* _Exercise requirements_: Images are not part of the copy; transcribe all the data exactly.

────────────────

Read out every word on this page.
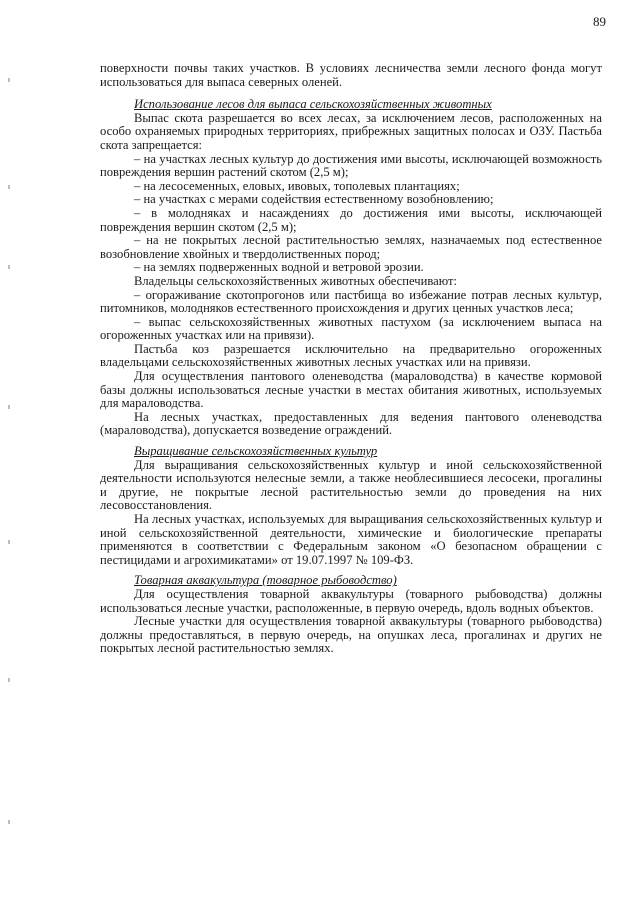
89

поверхности почвы таких участков. В условиях лесничества земли лесного фонда могут использоваться для выпаса северных оленей.

Использование лесов для выпаса сельскохозяйственных животных

Выпас скота разрешается во всех лесах, за исключением лесов, расположенных на особо охраняемых природных территориях, прибрежных защитных полосах и ОЗУ. Пастьба скота запрещается:

– на участках лесных культур до достижения ими высоты, исключающей возможность повреждения вершин растений скотом (2,5 м);

– на лесосеменных, еловых, ивовых, тополевых плантациях;

– на участках с мерами содействия естественному возобновлению;

– в молодняках и насаждениях до достижения ими высоты, исключающей повреждения вершин скотом (2,5 м);

– на не покрытых лесной растительностью землях, назначаемых под естественное возобновление хвойных и твердолиственных пород;

– на землях подверженных водной и ветровой эрозии.

Владельцы сельскохозяйственных животных обеспечивают:

– огораживание скотопрогонов или пастбища во избежание потрав лесных культур, питомников, молодняков естественного происхождения и других ценных участков леса;

– выпас сельскохозяйственных животных пастухом (за исключением выпаса на огороженных участках или на привязи).

Пастьба коз разрешается исключительно на предварительно огороженных владельцами сельскохозяйственных животных лесных участках или на привязи.

Для осуществления пантового оленеводства (мараловодства) в качестве кормовой базы должны использоваться лесные участки в местах обитания животных, используемых для мараловодства.

На лесных участках, предоставленных для ведения пантового оленеводства (мараловодства), допускается возведение ограждений.

Выращивание сельскохозяйственных культур

Для выращивания сельскохозяйственных культур и иной сельскохозяйственной деятельности используются нелесные земли, а также необлесившиеся лесосеки, прогалины и другие, не покрытые лесной растительностью земли до проведения на них лесовосстановления.

На лесных участках, используемых для выращивания сельскохозяйственных культур и иной сельскохозяйственной деятельности, химические и биологические препараты применяются в соответствии с Федеральным законом «О безопасном обращении с пестицидами и агрохимикатами» от 19.07.1997 № 109-ФЗ.

Товарная аквакультура (товарное рыбоводство)

Для осуществления товарной аквакультуры (товарного рыбоводства) должны использоваться лесные участки, расположенные, в первую очередь, вдоль водных объектов.

Лесные участки для осуществления товарной аквакультуры (товарного рыбоводства) должны предоставляться, в первую очередь, на опушках леса, прогалинах и других не покрытых лесной растительностью землях.
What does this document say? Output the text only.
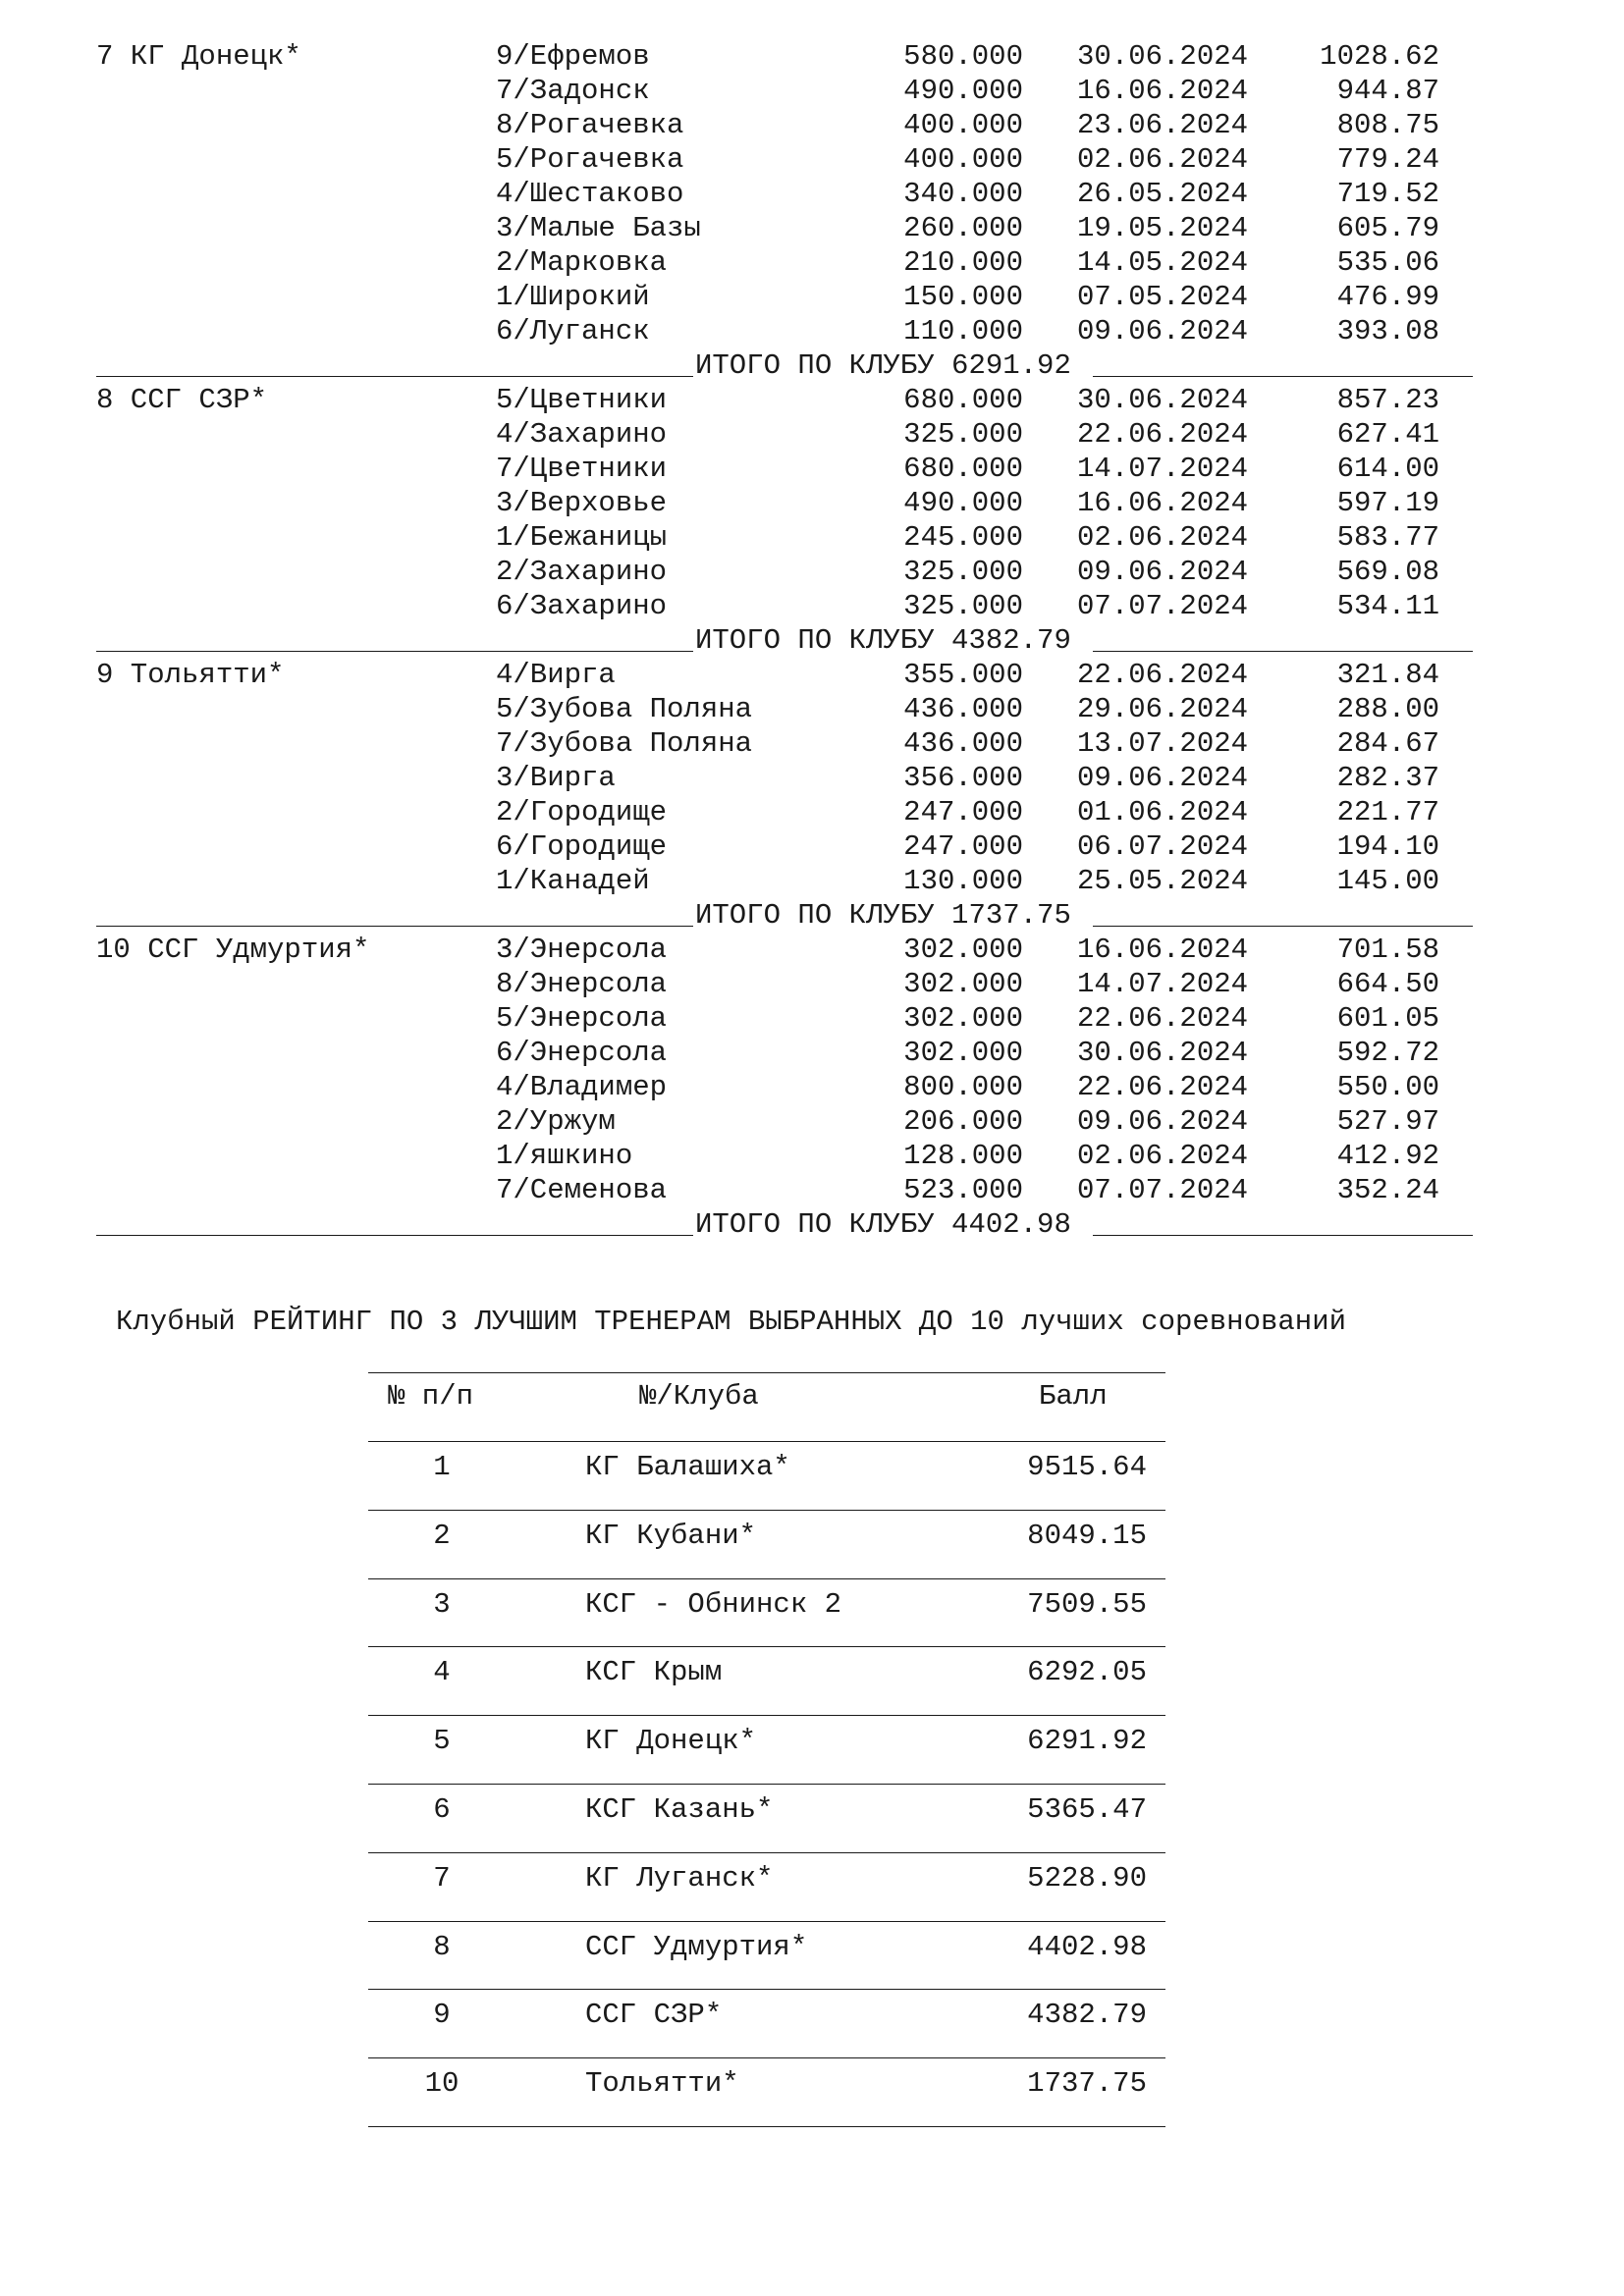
7 КГ Донецк*	9/Ефремов	580.000 30.06.2024	1028.62
7/Задонск	490.000 16.06.2024	944.87
8/Рогачевка	400.000 23.06.2024	808.75
5/Рогачевка	400.000 02.06.2024	779.24
4/Шестаково	340.000 26.05.2024	719.52
3/Малые Базы	260.000 19.05.2024	605.79
2/Марковка	210.000 14.05.2024	535.06
1/Широкий	150.000 07.05.2024	476.99
6/Луганск	110.000 09.06.2024	393.08
ИТОГО ПО КЛУБУ 6291.92
8 ССГ СЗР*	5/Цветники	680.000 30.06.2024	857.23
4/Захарино	325.000 22.06.2024	627.41
7/Цветники	680.000 14.07.2024	614.00
3/Верховье	490.000 16.06.2024	597.19
1/Бежаницы	245.000 02.06.2024	583.77
2/Захарино	325.000 09.06.2024	569.08
6/Захарино	325.000 07.07.2024	534.11
ИТОГО ПО КЛУБУ 4382.79
9 Тольятти*	4/Вирга	355.000 22.06.2024	321.84
5/Зубова Поляна	436.000 29.06.2024	288.00
7/Зубова Поляна	436.000 13.07.2024	284.67
3/Вирга	356.000 09.06.2024	282.37
2/Городище	247.000 01.06.2024	221.77
6/Городище	247.000 06.07.2024	194.10
1/Канадей	130.000 25.05.2024	145.00
ИТОГО ПО КЛУБУ 1737.75
10 ССГ Удмуртия*	3/Энерсола	302.000 16.06.2024	701.58
8/Энерсола	302.000 14.07.2024	664.50
5/Энерсола	302.000 22.06.2024	601.05
6/Энерсола	302.000 30.06.2024	592.72
4/Владимер	800.000 22.06.2024	550.00
2/Уржум	206.000 09.06.2024	527.97
1/яшкино	128.000 02.06.2024	412.92
7/Семенова	523.000 07.07.2024	352.24
ИТОГО ПО КЛУБУ 4402.98
Клубный РЕЙТИНГ ПО 3 ЛУЧШИМ ТРЕНЕРАМ ВЫБРАННЫХ ДО 10 лучших соревнований
№ п/п	№/Клуба	Балл
1	КГ Балашиха*	9515.64
2	КГ Кубани*	8049.15
3	КСГ - Обнинск 2	7509.55
4	КСГ Крым	6292.05
5	КГ Донецк*	6291.92
6	КСГ Казань*	5365.47
7	КГ Луганск*	5228.90
8	ССГ Удмуртия*	4402.98
9	ССГ СЗР*	4382.79
10	Тольятти*	1737.75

────────────────

* _Correct output_:
Read out every word on this page.
89

поверхности почвы таких участков. В условиях лесничества земли лесного фонда могут использоваться для выпаса северных оленей.

Использование лесов для выпаса сельскохозяйственных животных

Выпас скота разрешается во всех лесах, за исключением лесов, расположенных на особо охраняемых природных территориях, прибрежных защитных полосах и ОЗУ. Пастьба скота запрещается:

– на участках лесных культур до достижения ими высоты, исключающей возможность повреждения вершин растений скотом (2,5 м);

– на лесосеменных, еловых, ивовых, тополевых плантациях;

– на участках с мерами содействия естественному возобновлению;

– в молодняках и насаждениях до достижения ими высоты, исключающей повреждения вершин скотом (2,5 м);

– на не покрытых лесной растительностью землях, назначаемых под естественное возобновление хвойных и твердолиственных пород;

– на землях подверженных водной и ветровой эрозии.

Владельцы сельскохозяйственных животных обеспечивают:

– огораживание скотопрогонов или пастбища во избежание потрав лесных культур, питомников, молодняков естественного происхождения и других ценных участков леса;

– выпас сельскохозяйственных животных пастухом (за исключением выпаса на огороженных участках или на привязи).

Пастьба коз разрешается исключительно на предварительно огороженных владельцами сельскохозяйственных животных лесных участках или на привязи.

Для осуществления пантового оленеводства (мараловодства) в качестве кормовой базы должны использоваться лесные участки в местах обитания животных, используемых для мараловодства.

На лесных участках, предоставленных для ведения пантового оленеводства (мараловодства), допускается возведение ограждений.

Выращивание сельскохозяйственных культур

Для выращивания сельскохозяйственных культур и иной сельскохозяйственной деятельности используются нелесные земли, а также необлесившиеся лесосеки, прогалины и другие, не покрытые лесной растительностью земли до проведения на них лесовосстановления.

На лесных участках, используемых для выращивания сельскохозяйственных культур и иной сельскохозяйственной деятельности, химические и биологические препараты применяются в соответствии с Федеральным законом «О безопасном обращении с пестицидами и агрохимикатами» от 19.07.1997 № 109-ФЗ.

Товарная аквакультура (товарное рыбоводство)

Для осуществления товарной аквакультуры (товарного рыбоводства) должны использоваться лесные участки, расположенные, в первую очередь, вдоль водных объектов.

Лесные участки для осуществления товарной аквакультуры (товарного рыбоводства) должны предоставляться, в первую очередь, на опушках леса, прогалинах и других не покрытых лесной растительностью землях.
What does this document say? Output the text only.
7 КГ Донецк*	9/Ефремов	580.000 30.06.2024	1028.62
7/Задонск	490.000 16.06.2024	944.87
8/Рогачевка	400.000 23.06.2024	808.75
5/Рогачевка	400.000 02.06.2024	779.24
4/Шестаково	340.000 26.05.2024	719.52
3/Малые Базы	260.000 19.05.2024	605.79
2/Марковка	210.000 14.05.2024	535.06
1/Широкий	150.000 07.05.2024	476.99
6/Луганск	110.000 09.06.2024	393.08
ИТОГО ПО КЛУБУ 6291.92
8 ССГ СЗР*	5/Цветники	680.000 30.06.2024	857.23
4/Захарино	325.000 22.06.2024	627.41
7/Цветники	680.000 14.07.2024	614.00
3/Верховье	490.000 16.06.2024	597.19
1/Бежаницы	245.000 02.06.2024	583.77
2/Захарино	325.000 09.06.2024	569.08
6/Захарино	325.000 07.07.2024	534.11
ИТОГО ПО КЛУБУ 4382.79
9 Тольятти*	4/Вирга	355.000 22.06.2024	321.84
5/Зубова Поляна	436.000 29.06.2024	288.00
7/Зубова Поляна	436.000 13.07.2024	284.67
3/Вирга	356.000 09.06.2024	282.37
2/Городище	247.000 01.06.2024	221.77
6/Городище	247.000 06.07.2024	194.10
1/Канадей	130.000 25.05.2024	145.00
ИТОГО ПО КЛУБУ 1737.75
10 ССГ Удмуртия*	3/Энерсола	302.000 16.06.2024	701.58
8/Энерсола	302.000 14.07.2024	664.50
5/Энерсола	302.000 22.06.2024	601.05
6/Энерсола	302.000 30.06.2024	592.72
4/Владимер	800.000 22.06.2024	550.00
2/Уржум	206.000 09.06.2024	527.97
1/яшкино	128.000 02.06.2024	412.92
7/Семенова	523.000 07.07.2024	352.24
ИТОГО ПО КЛУБУ 4402.98
Клубный РЕЙТИНГ ПО 3 ЛУЧШИМ ТРЕНЕРАМ ВЫБРАННЫХ ДО 10 лучших соревнований
№ п/п	№/Клуба	Балл
1	КГ Балашиха*	9515.64
2	КГ Кубани*	8049.15
3	КСГ - Обнинск 2	7509.55
4	КСГ Крым	6292.05
5	КГ Донецк*	6291.92
6	КСГ Казань*	5365.47
7	КГ Луганск*	5228.90
8	ССГ Удмуртия*	4402.98
9	ССГ СЗР*	4382.79
10	Тольятти*	1737.75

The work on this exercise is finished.